- ROWS
--*--
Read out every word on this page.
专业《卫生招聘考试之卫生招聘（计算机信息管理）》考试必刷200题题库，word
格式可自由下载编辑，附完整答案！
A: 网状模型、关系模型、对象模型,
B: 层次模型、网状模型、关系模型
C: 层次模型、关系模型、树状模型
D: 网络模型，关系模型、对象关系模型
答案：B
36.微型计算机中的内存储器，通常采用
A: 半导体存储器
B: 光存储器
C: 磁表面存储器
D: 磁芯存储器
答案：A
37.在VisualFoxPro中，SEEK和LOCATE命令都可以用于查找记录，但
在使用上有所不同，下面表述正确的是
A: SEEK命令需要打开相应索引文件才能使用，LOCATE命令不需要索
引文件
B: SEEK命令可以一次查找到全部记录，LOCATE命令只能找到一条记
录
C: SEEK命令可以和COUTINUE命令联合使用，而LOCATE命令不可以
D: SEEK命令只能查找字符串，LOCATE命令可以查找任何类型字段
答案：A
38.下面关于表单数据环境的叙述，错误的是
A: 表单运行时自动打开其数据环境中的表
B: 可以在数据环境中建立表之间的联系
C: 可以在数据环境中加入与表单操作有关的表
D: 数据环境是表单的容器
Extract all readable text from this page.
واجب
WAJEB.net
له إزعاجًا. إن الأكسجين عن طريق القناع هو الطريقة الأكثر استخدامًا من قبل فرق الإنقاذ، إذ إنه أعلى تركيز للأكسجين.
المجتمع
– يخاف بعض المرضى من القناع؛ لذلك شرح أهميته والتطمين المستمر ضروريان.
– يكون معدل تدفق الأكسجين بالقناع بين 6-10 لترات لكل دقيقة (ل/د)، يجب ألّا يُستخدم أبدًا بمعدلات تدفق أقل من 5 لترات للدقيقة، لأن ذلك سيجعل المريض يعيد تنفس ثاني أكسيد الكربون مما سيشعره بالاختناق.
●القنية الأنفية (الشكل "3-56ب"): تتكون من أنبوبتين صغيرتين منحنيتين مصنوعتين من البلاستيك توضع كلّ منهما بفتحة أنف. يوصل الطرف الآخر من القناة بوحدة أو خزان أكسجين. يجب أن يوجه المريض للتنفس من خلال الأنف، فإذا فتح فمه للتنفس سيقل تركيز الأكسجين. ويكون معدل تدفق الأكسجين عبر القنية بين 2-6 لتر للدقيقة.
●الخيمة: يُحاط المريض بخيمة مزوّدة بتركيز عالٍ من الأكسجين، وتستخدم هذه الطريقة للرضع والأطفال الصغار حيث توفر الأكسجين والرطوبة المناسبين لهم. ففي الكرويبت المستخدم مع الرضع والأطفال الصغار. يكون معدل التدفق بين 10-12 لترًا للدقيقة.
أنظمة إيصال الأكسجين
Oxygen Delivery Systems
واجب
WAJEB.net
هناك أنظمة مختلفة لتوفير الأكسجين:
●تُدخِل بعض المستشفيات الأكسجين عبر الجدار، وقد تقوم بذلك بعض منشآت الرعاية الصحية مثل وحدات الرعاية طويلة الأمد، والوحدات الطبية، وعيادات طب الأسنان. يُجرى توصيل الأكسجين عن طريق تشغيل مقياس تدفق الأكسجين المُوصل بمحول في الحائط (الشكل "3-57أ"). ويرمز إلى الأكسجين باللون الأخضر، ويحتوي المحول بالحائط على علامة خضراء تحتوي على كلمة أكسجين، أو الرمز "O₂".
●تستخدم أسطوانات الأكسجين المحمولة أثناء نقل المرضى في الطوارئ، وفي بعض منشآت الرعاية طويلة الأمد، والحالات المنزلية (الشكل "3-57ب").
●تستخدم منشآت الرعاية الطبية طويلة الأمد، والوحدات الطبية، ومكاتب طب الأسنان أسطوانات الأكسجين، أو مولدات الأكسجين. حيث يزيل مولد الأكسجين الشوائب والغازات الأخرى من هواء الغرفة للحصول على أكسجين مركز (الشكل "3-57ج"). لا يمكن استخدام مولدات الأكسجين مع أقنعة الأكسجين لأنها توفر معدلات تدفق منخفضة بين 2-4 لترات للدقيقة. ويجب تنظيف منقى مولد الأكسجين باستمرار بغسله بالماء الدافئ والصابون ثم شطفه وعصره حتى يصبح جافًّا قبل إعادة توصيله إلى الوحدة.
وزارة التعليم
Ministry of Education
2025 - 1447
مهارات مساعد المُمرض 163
--*--
- WHAT IS ASKED
Can you restate every record above word for word?

- ANSWER TO THIS PROBLEM
Read out every word on this page.
专业《卫生招聘考试之卫生招聘（计算机信息管理）》考试必刷200题题库，word
格式可自由下载编辑，附完整答案！
A: 网状模型、关系模型、对象模型,
B: 层次模型、网状模型、关系模型
C: 层次模型、关系模型、树状模型
D: 网络模型，关系模型、对象关系模型
答案：B
36.微型计算机中的内存储器，通常采用
A: 半导体存储器
B: 光存储器
C: 磁表面存储器
D: 磁芯存储器
答案：A
37.在VisualFoxPro中，SEEK和LOCATE命令都可以用于查找记录，但
在使用上有所不同，下面表述正确的是
A: SEEK命令需要打开相应索引文件才能使用，LOCATE命令不需要索
引文件
B: SEEK命令可以一次查找到全部记录，LOCATE命令只能找到一条记
录
C: SEEK命令可以和COUTINUE命令联合使用，而LOCATE命令不可以
D: SEEK命令只能查找字符串，LOCATE命令可以查找任何类型字段
答案：A
38.下面关于表单数据环境的叙述，错误的是
A: 表单运行时自动打开其数据环境中的表
B: 可以在数据环境中建立表之间的联系
C: 可以在数据环境中加入与表单操作有关的表
D: 数据环境是表单的容器
Extract all readable text from this page.
واجب
WAJEB.net
له إزعاجًا. إن الأكسجين عن طريق القناع هو الطريقة الأكثر استخدامًا من قبل فرق الإنقاذ، إذ إنه أعلى تركيز للأكسجين.
المجتمع
– يخاف بعض المرضى من القناع؛ لذلك شرح أهميته والتطمين المستمر ضروريان.
– يكون معدل تدفق الأكسجين بالقناع بين 6-10 لترات لكل دقيقة (ل/د)، يجب ألّا يُستخدم أبدًا بمعدلات تدفق أقل من 5 لترات للدقيقة، لأن ذلك سيجعل المريض يعيد تنفس ثاني أكسيد الكربون مما سيشعره بالاختناق.
●القنية الأنفية (الشكل "3-56ب"): تتكون من أنبوبتين صغيرتين منحنيتين مصنوعتين من البلاستيك توضع كلّ منهما بفتحة أنف. يوصل الطرف الآخر من القناة بوحدة أو خزان أكسجين. يجب أن يوجه المريض للتنفس من خلال الأنف، فإذا فتح فمه للتنفس سيقل تركيز الأكسجين. ويكون معدل تدفق الأكسجين عبر القنية بين 2-6 لتر للدقيقة.
●الخيمة: يُحاط المريض بخيمة مزوّدة بتركيز عالٍ من الأكسجين، وتستخدم هذه الطريقة للرضع والأطفال الصغار حيث توفر الأكسجين والرطوبة المناسبين لهم. ففي الكرويبت المستخدم مع الرضع والأطفال الصغار. يكون معدل التدفق بين 10-12 لترًا للدقيقة.
أنظمة إيصال الأكسجين
Oxygen Delivery Systems
واجب
WAJEB.net
هناك أنظمة مختلفة لتوفير الأكسجين:
●تُدخِل بعض المستشفيات الأكسجين عبر الجدار، وقد تقوم بذلك بعض منشآت الرعاية الصحية مثل وحدات الرعاية طويلة الأمد، والوحدات الطبية، وعيادات طب الأسنان. يُجرى توصيل الأكسجين عن طريق تشغيل مقياس تدفق الأكسجين المُوصل بمحول في الحائط (الشكل "3-57أ"). ويرمز إلى الأكسجين باللون الأخضر، ويحتوي المحول بالحائط على علامة خضراء تحتوي على كلمة أكسجين، أو الرمز "O₂".
●تستخدم أسطوانات الأكسجين المحمولة أثناء نقل المرضى في الطوارئ، وفي بعض منشآت الرعاية طويلة الأمد، والحالات المنزلية (الشكل "3-57ب").
●تستخدم منشآت الرعاية الطبية طويلة الأمد، والوحدات الطبية، ومكاتب طب الأسنان أسطوانات الأكسجين، أو مولدات الأكسجين. حيث يزيل مولد الأكسجين الشوائب والغازات الأخرى من هواء الغرفة للحصول على أكسجين مركز (الشكل "3-57ج"). لا يمكن استخدام مولدات الأكسجين مع أقنعة الأكسجين لأنها توفر معدلات تدفق منخفضة بين 2-4 لترات للدقيقة. ويجب تنظيف منقى مولد الأكسجين باستمرار بغسله بالماء الدافئ والصابون ثم شطفه وعصره حتى يصبح جافًّا قبل إعادة توصيله إلى الوحدة.
وزارة التعليم
Ministry of Education
2025 - 1447
مهارات مساعد المُمرض 163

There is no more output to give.